Dataset rows:
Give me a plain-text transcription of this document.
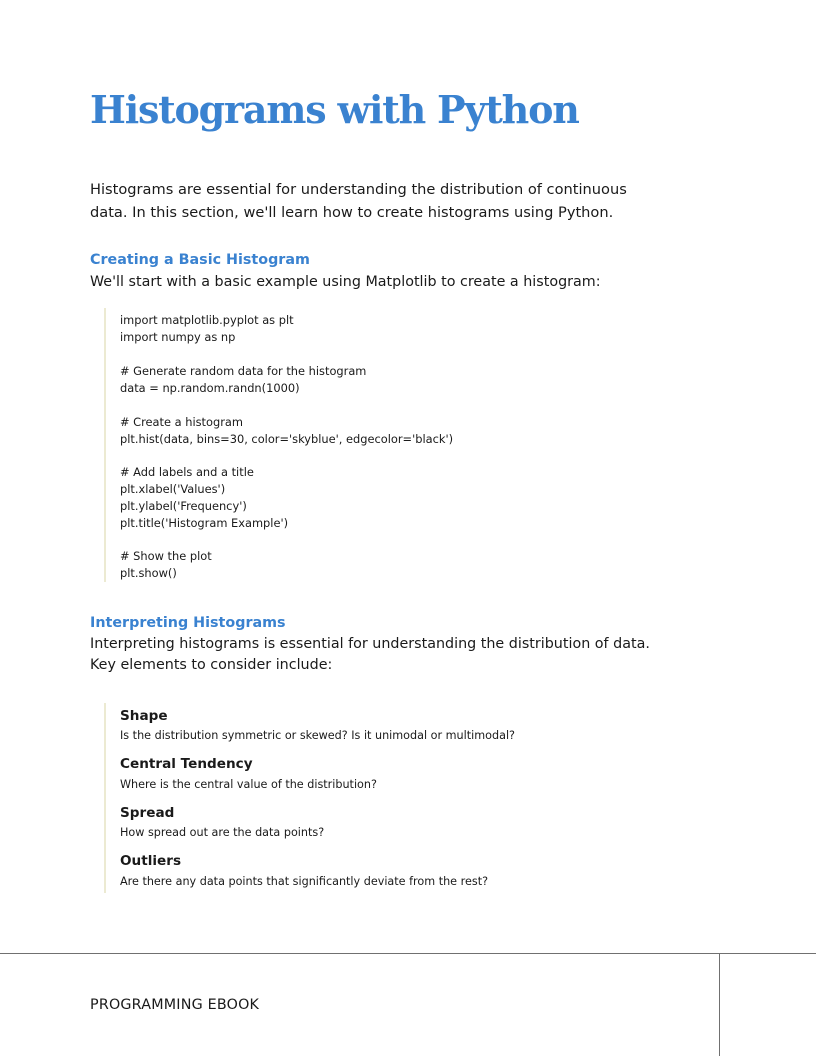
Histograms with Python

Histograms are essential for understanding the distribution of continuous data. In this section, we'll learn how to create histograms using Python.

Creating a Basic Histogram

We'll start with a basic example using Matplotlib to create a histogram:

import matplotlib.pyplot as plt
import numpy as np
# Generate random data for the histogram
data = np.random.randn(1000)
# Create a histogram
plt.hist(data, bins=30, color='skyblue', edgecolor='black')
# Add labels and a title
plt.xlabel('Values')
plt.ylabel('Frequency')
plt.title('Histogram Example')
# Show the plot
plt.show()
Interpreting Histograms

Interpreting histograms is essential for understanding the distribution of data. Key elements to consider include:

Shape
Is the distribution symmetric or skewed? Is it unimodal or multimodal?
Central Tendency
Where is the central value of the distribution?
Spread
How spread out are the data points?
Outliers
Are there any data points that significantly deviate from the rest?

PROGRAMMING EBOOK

...

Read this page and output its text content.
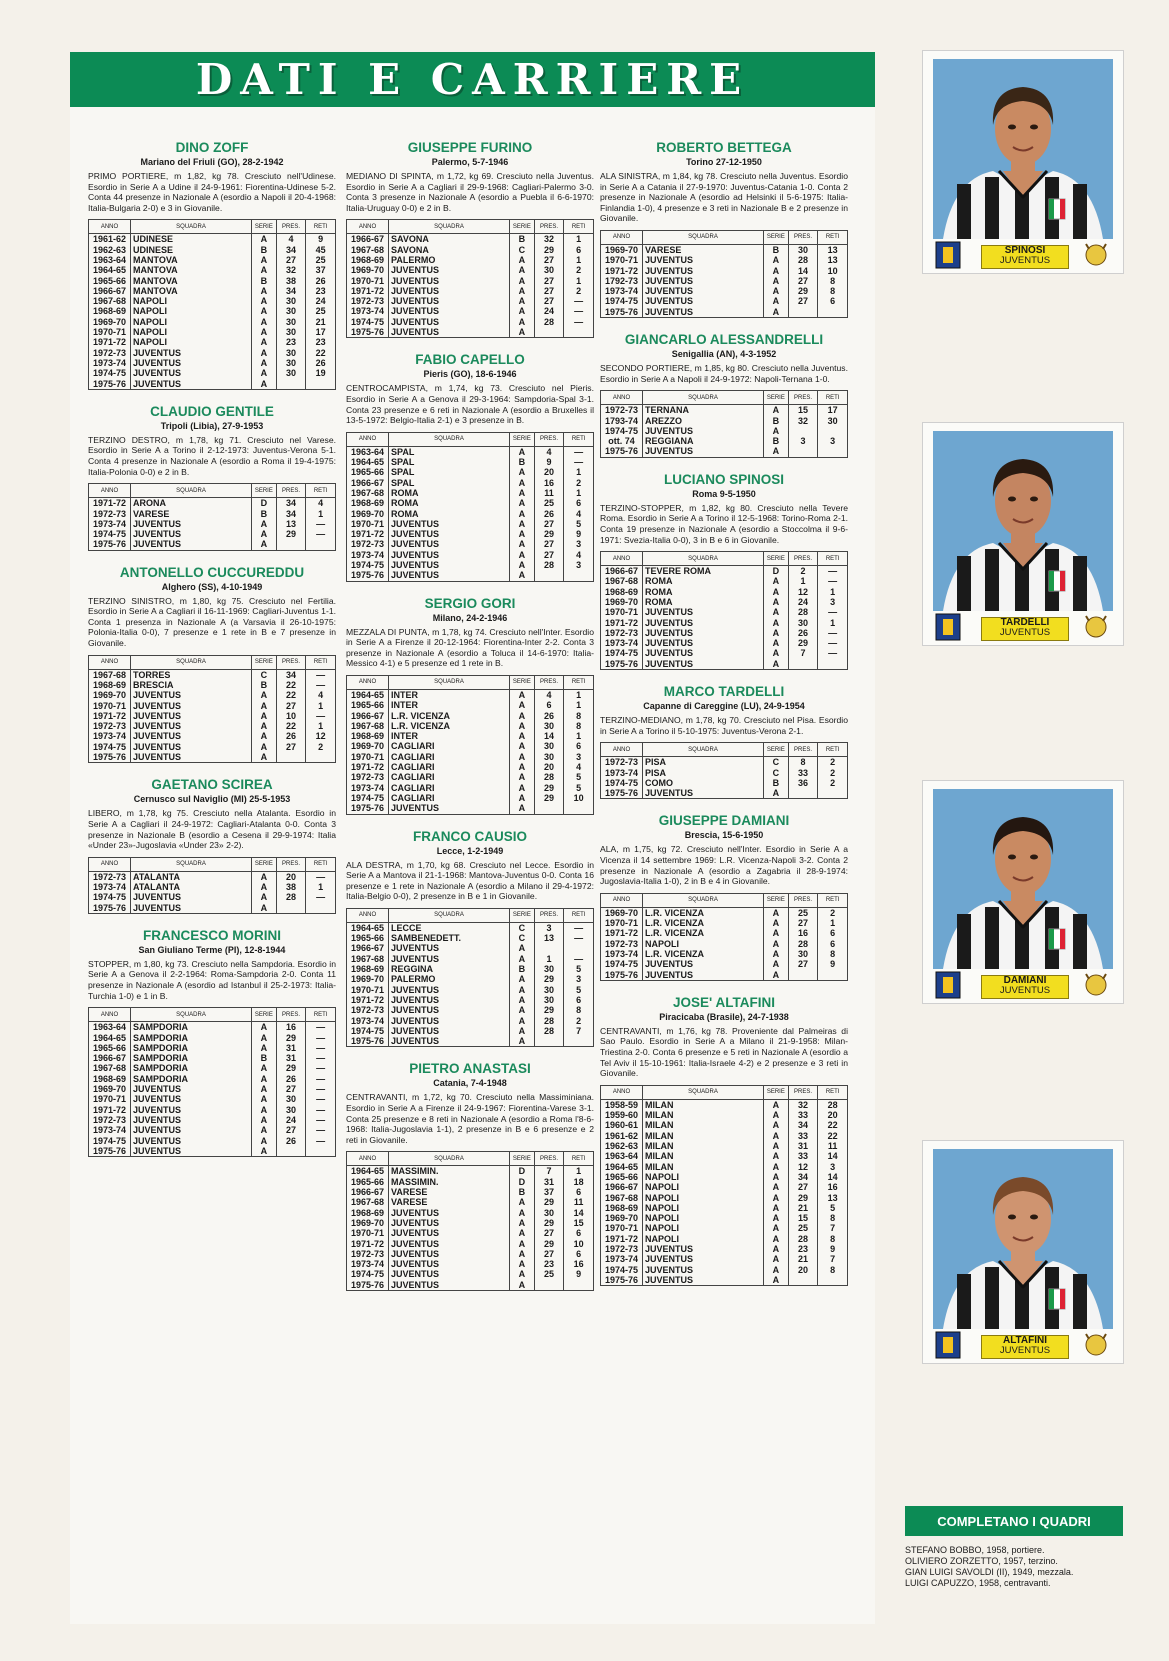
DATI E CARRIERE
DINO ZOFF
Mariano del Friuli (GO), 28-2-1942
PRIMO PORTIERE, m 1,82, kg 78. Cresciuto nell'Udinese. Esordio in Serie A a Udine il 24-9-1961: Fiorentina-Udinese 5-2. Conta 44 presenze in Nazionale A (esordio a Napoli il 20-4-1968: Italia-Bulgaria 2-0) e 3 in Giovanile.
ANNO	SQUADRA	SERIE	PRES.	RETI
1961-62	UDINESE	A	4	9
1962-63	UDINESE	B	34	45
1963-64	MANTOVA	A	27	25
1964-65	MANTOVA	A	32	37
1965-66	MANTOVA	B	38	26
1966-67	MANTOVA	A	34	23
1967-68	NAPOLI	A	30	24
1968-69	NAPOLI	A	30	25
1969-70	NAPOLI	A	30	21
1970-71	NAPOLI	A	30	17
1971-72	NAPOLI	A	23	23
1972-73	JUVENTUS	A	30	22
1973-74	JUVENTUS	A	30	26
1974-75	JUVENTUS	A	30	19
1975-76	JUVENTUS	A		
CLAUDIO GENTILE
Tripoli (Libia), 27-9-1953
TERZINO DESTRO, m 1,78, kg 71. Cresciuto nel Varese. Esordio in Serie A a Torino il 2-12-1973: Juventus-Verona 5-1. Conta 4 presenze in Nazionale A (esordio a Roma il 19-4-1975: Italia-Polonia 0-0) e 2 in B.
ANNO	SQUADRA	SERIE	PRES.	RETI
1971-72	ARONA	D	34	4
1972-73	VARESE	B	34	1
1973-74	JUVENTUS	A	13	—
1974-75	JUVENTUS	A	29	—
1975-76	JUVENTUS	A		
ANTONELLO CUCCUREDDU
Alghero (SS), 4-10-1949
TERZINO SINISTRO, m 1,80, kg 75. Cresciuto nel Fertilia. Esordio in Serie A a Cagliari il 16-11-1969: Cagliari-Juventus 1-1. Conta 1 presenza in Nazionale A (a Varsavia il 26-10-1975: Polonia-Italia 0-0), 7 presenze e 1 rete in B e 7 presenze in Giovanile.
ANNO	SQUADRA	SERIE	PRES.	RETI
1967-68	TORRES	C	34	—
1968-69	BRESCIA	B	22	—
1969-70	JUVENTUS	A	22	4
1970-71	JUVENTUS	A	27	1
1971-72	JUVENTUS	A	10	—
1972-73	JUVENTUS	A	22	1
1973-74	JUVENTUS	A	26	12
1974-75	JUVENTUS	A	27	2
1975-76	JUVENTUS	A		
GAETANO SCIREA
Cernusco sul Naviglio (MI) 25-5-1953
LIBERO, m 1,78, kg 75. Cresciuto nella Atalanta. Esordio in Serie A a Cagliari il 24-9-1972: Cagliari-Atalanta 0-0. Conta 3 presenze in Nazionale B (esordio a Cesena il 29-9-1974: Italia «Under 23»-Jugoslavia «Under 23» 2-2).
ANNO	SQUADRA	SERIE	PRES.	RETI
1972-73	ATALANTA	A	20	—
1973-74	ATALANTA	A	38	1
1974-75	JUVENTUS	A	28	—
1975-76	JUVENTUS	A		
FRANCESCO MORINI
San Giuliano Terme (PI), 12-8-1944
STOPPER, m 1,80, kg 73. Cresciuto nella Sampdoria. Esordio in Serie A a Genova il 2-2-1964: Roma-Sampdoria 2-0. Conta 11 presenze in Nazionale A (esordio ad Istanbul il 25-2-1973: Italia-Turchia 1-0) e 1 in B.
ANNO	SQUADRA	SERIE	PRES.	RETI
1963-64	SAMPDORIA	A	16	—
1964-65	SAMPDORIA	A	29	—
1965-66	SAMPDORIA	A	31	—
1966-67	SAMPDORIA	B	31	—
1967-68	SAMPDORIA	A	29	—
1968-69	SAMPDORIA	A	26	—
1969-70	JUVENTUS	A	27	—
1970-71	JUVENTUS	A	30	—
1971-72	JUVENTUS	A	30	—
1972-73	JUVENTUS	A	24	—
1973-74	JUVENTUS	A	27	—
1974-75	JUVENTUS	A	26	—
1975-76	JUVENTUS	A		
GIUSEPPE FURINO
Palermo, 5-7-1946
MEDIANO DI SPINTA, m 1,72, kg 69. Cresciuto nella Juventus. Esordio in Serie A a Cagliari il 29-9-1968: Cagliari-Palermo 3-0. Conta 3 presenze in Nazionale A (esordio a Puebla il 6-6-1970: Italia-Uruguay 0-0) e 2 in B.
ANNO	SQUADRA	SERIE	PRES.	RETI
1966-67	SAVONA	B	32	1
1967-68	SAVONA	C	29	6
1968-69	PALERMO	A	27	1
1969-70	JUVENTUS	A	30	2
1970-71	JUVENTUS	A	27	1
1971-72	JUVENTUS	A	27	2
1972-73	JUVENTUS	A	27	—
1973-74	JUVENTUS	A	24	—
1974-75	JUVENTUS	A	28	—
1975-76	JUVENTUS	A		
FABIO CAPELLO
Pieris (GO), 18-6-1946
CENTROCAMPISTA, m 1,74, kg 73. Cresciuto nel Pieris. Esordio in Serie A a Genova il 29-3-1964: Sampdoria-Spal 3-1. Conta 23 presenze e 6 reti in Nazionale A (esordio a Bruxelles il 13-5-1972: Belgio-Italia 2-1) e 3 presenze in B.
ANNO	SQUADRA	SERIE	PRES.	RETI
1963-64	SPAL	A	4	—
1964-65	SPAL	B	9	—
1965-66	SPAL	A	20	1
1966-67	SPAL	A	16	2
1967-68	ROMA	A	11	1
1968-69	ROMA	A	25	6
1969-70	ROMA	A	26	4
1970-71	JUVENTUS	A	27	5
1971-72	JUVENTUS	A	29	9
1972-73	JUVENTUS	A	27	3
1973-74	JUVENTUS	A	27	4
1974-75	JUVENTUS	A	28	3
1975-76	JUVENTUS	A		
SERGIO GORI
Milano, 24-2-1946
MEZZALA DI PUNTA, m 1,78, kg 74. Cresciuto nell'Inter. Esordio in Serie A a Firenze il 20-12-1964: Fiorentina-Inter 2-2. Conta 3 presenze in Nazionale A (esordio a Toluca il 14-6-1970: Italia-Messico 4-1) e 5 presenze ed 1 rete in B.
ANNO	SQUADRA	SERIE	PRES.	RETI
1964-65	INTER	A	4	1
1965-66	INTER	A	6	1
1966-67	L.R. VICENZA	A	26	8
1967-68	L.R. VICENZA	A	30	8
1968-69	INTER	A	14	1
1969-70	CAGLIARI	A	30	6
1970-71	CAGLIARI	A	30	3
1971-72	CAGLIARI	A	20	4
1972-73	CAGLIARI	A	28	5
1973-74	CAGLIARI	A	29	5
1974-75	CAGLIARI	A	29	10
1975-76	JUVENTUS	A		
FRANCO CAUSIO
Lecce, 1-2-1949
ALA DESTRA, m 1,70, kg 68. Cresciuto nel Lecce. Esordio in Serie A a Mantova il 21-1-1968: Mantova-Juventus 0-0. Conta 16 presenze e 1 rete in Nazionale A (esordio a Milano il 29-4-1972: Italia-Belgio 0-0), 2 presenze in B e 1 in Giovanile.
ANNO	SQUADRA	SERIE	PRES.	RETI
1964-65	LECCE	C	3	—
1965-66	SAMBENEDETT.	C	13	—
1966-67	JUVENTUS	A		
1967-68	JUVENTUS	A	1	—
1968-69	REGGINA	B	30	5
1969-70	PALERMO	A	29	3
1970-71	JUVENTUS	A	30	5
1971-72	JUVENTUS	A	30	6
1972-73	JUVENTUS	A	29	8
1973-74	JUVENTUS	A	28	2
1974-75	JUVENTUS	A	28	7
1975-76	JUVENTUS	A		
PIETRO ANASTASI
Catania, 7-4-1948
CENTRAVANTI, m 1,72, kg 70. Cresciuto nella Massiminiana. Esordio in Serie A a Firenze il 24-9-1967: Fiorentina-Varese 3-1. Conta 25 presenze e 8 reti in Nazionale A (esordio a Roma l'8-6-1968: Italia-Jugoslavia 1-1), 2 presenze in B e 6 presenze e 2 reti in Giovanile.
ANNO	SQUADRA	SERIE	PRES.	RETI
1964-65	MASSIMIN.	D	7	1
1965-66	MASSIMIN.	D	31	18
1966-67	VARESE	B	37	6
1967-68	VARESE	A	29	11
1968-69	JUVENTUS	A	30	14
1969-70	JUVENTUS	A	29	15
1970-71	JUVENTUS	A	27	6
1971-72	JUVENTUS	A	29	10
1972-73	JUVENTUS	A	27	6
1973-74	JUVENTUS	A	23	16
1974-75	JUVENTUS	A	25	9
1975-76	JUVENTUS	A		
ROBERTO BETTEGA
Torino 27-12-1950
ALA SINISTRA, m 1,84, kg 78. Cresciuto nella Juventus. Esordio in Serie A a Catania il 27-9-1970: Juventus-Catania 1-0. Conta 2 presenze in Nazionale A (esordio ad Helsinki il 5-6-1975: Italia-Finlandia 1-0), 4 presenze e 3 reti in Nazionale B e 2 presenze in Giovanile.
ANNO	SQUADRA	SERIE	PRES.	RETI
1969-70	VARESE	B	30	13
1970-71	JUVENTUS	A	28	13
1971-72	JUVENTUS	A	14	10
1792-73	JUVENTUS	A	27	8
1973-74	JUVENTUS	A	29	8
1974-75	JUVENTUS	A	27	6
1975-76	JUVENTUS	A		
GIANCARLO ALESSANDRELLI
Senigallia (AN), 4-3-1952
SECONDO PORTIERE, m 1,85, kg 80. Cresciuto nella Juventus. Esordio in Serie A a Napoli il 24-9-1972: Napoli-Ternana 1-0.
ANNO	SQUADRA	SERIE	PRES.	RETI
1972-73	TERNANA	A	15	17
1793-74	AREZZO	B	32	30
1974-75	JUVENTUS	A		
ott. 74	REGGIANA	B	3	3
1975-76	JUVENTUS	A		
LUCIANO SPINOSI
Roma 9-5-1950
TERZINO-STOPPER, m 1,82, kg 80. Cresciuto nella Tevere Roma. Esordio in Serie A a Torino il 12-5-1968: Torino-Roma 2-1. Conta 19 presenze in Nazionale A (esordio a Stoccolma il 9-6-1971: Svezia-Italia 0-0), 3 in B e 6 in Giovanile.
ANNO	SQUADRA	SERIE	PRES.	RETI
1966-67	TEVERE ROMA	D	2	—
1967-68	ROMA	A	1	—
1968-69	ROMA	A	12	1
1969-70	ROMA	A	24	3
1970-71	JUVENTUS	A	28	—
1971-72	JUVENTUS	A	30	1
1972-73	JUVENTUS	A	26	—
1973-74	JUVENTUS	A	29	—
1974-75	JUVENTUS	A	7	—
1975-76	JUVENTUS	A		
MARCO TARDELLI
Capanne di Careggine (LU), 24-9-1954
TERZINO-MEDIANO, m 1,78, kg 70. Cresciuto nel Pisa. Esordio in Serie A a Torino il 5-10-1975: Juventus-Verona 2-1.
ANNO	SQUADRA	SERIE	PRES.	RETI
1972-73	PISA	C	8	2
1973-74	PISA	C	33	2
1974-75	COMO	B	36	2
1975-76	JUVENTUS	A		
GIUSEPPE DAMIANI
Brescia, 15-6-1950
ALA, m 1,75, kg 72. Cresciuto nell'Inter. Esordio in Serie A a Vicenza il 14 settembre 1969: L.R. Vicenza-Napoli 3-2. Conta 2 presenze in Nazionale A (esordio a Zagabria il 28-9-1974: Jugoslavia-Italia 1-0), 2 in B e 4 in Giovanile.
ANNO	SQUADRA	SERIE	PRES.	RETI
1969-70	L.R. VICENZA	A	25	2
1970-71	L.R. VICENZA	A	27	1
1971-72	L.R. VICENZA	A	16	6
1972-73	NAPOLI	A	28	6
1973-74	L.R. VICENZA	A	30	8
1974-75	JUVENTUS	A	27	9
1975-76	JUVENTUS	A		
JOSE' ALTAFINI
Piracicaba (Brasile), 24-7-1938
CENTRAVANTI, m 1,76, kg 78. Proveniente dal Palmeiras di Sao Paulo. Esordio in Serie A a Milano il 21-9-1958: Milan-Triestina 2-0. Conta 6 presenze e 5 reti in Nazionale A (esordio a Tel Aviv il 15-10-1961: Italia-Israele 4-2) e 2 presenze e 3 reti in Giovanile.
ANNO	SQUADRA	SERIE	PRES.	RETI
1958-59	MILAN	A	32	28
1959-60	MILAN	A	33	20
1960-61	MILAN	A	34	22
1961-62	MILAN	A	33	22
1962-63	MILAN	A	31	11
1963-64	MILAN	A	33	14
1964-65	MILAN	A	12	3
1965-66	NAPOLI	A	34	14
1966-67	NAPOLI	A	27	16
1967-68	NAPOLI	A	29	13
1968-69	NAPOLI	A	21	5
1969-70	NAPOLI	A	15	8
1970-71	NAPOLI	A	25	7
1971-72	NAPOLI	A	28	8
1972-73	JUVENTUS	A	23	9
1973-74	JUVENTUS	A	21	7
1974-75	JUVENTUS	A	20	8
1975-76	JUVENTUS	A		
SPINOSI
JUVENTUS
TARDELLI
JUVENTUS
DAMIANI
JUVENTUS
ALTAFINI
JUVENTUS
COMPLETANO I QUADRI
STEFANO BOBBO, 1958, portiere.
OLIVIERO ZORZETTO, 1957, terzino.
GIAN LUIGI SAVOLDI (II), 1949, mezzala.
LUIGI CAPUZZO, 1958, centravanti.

*Instruction*.
Look over the material above and show each line where "understanding" appears.

*Task solution*.
Histograms are essential for understanding the distribution of continuous data. In this section, we'll learn how to create histograms using Python.
Interpreting histograms is essential for understanding the distribution of data. Key elements to consider include:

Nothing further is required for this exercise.